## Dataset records
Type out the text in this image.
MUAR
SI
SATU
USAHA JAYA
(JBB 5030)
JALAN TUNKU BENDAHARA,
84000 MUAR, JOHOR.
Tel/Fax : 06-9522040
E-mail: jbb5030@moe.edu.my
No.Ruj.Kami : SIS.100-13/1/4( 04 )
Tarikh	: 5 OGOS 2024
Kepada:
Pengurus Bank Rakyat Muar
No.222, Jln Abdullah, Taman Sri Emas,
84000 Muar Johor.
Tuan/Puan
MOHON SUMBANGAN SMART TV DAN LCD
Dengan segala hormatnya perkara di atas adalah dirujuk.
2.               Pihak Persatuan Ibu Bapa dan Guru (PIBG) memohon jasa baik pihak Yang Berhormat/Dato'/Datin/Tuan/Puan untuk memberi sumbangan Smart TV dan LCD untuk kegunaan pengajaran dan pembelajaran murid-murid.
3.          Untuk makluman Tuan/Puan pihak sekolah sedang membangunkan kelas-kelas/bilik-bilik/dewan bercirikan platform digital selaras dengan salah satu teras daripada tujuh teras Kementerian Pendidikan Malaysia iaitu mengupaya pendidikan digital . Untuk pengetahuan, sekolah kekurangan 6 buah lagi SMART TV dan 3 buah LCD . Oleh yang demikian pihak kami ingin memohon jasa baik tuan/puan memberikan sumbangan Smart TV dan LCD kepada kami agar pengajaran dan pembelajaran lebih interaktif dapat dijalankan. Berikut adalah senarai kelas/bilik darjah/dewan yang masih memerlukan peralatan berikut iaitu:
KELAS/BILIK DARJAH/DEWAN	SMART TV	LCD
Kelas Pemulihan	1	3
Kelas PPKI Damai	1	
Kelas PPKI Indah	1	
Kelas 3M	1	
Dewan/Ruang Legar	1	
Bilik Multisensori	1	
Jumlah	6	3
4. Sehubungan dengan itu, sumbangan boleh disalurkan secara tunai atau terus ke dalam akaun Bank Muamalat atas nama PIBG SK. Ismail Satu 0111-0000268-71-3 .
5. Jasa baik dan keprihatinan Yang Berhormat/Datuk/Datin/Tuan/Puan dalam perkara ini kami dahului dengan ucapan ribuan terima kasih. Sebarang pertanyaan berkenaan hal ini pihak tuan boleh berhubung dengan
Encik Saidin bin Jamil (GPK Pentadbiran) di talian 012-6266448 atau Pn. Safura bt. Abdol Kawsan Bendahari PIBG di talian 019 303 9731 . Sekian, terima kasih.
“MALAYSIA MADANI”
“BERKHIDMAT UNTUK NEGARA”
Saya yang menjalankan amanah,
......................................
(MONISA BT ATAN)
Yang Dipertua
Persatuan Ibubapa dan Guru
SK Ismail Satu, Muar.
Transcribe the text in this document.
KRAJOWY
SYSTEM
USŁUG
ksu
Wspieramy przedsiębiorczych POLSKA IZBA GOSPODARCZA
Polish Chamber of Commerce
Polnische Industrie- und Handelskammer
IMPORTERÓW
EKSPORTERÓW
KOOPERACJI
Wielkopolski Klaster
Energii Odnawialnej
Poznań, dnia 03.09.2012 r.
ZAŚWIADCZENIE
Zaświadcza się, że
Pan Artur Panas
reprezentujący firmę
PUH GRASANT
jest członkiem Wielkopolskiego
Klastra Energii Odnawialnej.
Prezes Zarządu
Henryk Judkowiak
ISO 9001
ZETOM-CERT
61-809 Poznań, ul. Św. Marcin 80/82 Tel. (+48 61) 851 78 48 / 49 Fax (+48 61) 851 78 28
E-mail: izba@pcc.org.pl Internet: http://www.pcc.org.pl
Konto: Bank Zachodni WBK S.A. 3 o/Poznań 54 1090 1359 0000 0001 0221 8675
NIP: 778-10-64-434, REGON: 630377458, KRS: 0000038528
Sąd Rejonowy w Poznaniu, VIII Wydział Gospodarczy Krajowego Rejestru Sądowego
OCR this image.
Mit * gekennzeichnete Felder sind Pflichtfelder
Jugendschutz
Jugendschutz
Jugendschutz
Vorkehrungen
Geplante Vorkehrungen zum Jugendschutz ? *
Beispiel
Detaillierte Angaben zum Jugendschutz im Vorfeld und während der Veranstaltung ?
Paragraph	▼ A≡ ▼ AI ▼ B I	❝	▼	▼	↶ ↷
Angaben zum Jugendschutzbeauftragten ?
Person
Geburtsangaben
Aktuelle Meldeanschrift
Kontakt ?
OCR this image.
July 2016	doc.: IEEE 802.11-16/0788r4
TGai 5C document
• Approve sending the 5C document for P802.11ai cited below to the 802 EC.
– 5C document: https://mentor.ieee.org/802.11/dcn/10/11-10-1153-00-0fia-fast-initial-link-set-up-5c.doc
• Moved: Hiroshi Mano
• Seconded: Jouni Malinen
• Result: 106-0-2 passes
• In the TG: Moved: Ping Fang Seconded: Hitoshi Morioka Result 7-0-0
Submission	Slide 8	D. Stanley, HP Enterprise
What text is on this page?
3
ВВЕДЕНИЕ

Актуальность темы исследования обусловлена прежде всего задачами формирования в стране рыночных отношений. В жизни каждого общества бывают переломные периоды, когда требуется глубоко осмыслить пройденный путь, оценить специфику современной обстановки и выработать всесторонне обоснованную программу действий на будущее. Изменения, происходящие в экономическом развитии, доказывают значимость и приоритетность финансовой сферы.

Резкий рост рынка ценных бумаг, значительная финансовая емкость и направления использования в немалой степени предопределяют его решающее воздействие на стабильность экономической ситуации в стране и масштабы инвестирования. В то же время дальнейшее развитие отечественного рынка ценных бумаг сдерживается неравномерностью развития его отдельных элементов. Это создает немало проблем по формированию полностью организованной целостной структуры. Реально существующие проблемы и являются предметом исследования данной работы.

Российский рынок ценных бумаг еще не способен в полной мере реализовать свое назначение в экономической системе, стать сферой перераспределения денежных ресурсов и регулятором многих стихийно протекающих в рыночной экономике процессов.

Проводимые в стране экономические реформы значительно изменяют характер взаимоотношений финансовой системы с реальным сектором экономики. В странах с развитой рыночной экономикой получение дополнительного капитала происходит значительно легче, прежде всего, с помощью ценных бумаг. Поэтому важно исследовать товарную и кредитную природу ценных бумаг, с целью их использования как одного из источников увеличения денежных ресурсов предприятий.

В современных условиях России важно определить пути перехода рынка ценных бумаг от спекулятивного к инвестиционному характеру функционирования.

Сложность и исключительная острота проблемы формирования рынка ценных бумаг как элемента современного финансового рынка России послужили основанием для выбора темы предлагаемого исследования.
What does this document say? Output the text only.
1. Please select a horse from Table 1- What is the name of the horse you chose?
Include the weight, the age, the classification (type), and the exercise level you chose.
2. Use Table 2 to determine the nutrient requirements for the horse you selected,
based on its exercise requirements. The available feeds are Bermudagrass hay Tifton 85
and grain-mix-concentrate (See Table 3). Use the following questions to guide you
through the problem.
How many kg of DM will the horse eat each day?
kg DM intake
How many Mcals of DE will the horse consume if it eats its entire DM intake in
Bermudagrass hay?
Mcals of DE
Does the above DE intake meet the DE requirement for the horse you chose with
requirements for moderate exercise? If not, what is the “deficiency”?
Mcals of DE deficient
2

## Given exercise
Copy out all of the data exactly, leaving nothing out.

## Result for this exercise
Type out the text in this image.
MUAR
SI
SATU
USAHA JAYA
(JBB 5030)
JALAN TUNKU BENDAHARA,
84000 MUAR, JOHOR.
Tel/Fax : 06-9522040
E-mail: jbb5030@moe.edu.my
No.Ruj.Kami : SIS.100-13/1/4( 04 )
Tarikh	: 5 OGOS 2024
Kepada:
Pengurus Bank Rakyat Muar
No.222, Jln Abdullah, Taman Sri Emas,
84000 Muar Johor.
Tuan/Puan
MOHON SUMBANGAN SMART TV DAN LCD
Dengan segala hormatnya perkara di atas adalah dirujuk.
2.               Pihak Persatuan Ibu Bapa dan Guru (PIBG) memohon jasa baik pihak Yang Berhormat/Dato'/Datin/Tuan/Puan untuk memberi sumbangan Smart TV dan LCD untuk kegunaan pengajaran dan pembelajaran murid-murid.
3.          Untuk makluman Tuan/Puan pihak sekolah sedang membangunkan kelas-kelas/bilik-bilik/dewan bercirikan platform digital selaras dengan salah satu teras daripada tujuh teras Kementerian Pendidikan Malaysia iaitu mengupaya pendidikan digital . Untuk pengetahuan, sekolah kekurangan 6 buah lagi SMART TV dan 3 buah LCD . Oleh yang demikian pihak kami ingin memohon jasa baik tuan/puan memberikan sumbangan Smart TV dan LCD kepada kami agar pengajaran dan pembelajaran lebih interaktif dapat dijalankan. Berikut adalah senarai kelas/bilik darjah/dewan yang masih memerlukan peralatan berikut iaitu:
KELAS/BILIK DARJAH/DEWAN	SMART TV	LCD
Kelas Pemulihan	1	3
Kelas PPKI Damai	1	
Kelas PPKI Indah	1	
Kelas 3M	1	
Dewan/Ruang Legar	1	
Bilik Multisensori	1	
Jumlah	6	3
4. Sehubungan dengan itu, sumbangan boleh disalurkan secara tunai atau terus ke dalam akaun Bank Muamalat atas nama PIBG SK. Ismail Satu 0111-0000268-71-3 .
5. Jasa baik dan keprihatinan Yang Berhormat/Datuk/Datin/Tuan/Puan dalam perkara ini kami dahului dengan ucapan ribuan terima kasih. Sebarang pertanyaan berkenaan hal ini pihak tuan boleh berhubung dengan
Encik Saidin bin Jamil (GPK Pentadbiran) di talian 012-6266448 atau Pn. Safura bt. Abdol Kawsan Bendahari PIBG di talian 019 303 9731 . Sekian, terima kasih.
“MALAYSIA MADANI”
“BERKHIDMAT UNTUK NEGARA”
Saya yang menjalankan amanah,
......................................
(MONISA BT ATAN)
Yang Dipertua
Persatuan Ibubapa dan Guru
SK Ismail Satu, Muar.
Transcribe the text in this document.
KRAJOWY
SYSTEM
USŁUG
ksu
Wspieramy przedsiębiorczych POLSKA IZBA GOSPODARCZA
Polish Chamber of Commerce
Polnische Industrie- und Handelskammer
IMPORTERÓW
EKSPORTERÓW
KOOPERACJI
Wielkopolski Klaster
Energii Odnawialnej
Poznań, dnia 03.09.2012 r.
ZAŚWIADCZENIE
Zaświadcza się, że
Pan Artur Panas
reprezentujący firmę
PUH GRASANT
jest członkiem Wielkopolskiego
Klastra Energii Odnawialnej.
Prezes Zarządu
Henryk Judkowiak
ISO 9001
ZETOM-CERT
61-809 Poznań, ul. Św. Marcin 80/82 Tel. (+48 61) 851 78 48 / 49 Fax (+48 61) 851 78 28
E-mail: izba@pcc.org.pl Internet: http://www.pcc.org.pl
Konto: Bank Zachodni WBK S.A. 3 o/Poznań 54 1090 1359 0000 0001 0221 8675
NIP: 778-10-64-434, REGON: 630377458, KRS: 0000038528
Sąd Rejonowy w Poznaniu, VIII Wydział Gospodarczy Krajowego Rejestru Sądowego
OCR this image.
Mit * gekennzeichnete Felder sind Pflichtfelder
Jugendschutz
Jugendschutz
Jugendschutz
Vorkehrungen
Geplante Vorkehrungen zum Jugendschutz ? *
Beispiel
Detaillierte Angaben zum Jugendschutz im Vorfeld und während der Veranstaltung ?
Paragraph	▼ A≡ ▼ AI ▼ B I	❝	▼	▼	↶ ↷
Angaben zum Jugendschutzbeauftragten ?
Person
Geburtsangaben
Aktuelle Meldeanschrift
Kontakt ?
OCR this image.
July 2016	doc.: IEEE 802.11-16/0788r4
TGai 5C document
• Approve sending the 5C document for P802.11ai cited below to the 802 EC.
– 5C document: https://mentor.ieee.org/802.11/dcn/10/11-10-1153-00-0fia-fast-initial-link-set-up-5c.doc
• Moved: Hiroshi Mano
• Seconded: Jouni Malinen
• Result: 106-0-2 passes
• In the TG: Moved: Ping Fang Seconded: Hitoshi Morioka Result 7-0-0
Submission	Slide 8	D. Stanley, HP Enterprise
What text is on this page?
3
ВВЕДЕНИЕ

Актуальность темы исследования обусловлена прежде всего задачами формирования в стране рыночных отношений. В жизни каждого общества бывают переломные периоды, когда требуется глубоко осмыслить пройденный путь, оценить специфику современной обстановки и выработать всесторонне обоснованную программу действий на будущее. Изменения, происходящие в экономическом развитии, доказывают значимость и приоритетность финансовой сферы.

Резкий рост рынка ценных бумаг, значительная финансовая емкость и направления использования в немалой степени предопределяют его решающее воздействие на стабильность экономической ситуации в стране и масштабы инвестирования. В то же время дальнейшее развитие отечественного рынка ценных бумаг сдерживается неравномерностью развития его отдельных элементов. Это создает немало проблем по формированию полностью организованной целостной структуры. Реально существующие проблемы и являются предметом исследования данной работы.

Российский рынок ценных бумаг еще не способен в полной мере реализовать свое назначение в экономической системе, стать сферой перераспределения денежных ресурсов и регулятором многих стихийно протекающих в рыночной экономике процессов.

Проводимые в стране экономические реформы значительно изменяют характер взаимоотношений финансовой системы с реальным сектором экономики. В странах с развитой рыночной экономикой получение дополнительного капитала происходит значительно легче, прежде всего, с помощью ценных бумаг. Поэтому важно исследовать товарную и кредитную природу ценных бумаг, с целью их использования как одного из источников увеличения денежных ресурсов предприятий.

В современных условиях России важно определить пути перехода рынка ценных бумаг от спекулятивного к инвестиционному характеру функционирования.

Сложность и исключительная острота проблемы формирования рынка ценных бумаг как элемента современного финансового рынка России послужили основанием для выбора темы предлагаемого исследования.
What does this document say? Output the text only.
1. Please select a horse from Table 1- What is the name of the horse you chose?
Include the weight, the age, the classification (type), and the exercise level you chose.
2. Use Table 2 to determine the nutrient requirements for the horse you selected,
based on its exercise requirements. The available feeds are Bermudagrass hay Tifton 85
and grain-mix-concentrate (See Table 3). Use the following questions to guide you
through the problem.
How many kg of DM will the horse eat each day?
kg DM intake
How many Mcals of DE will the horse consume if it eats its entire DM intake in
Bermudagrass hay?
Mcals of DE
Does the above DE intake meet the DE requirement for the horse you chose with
requirements for moderate exercise? If not, what is the “deficiency”?
Mcals of DE deficient
2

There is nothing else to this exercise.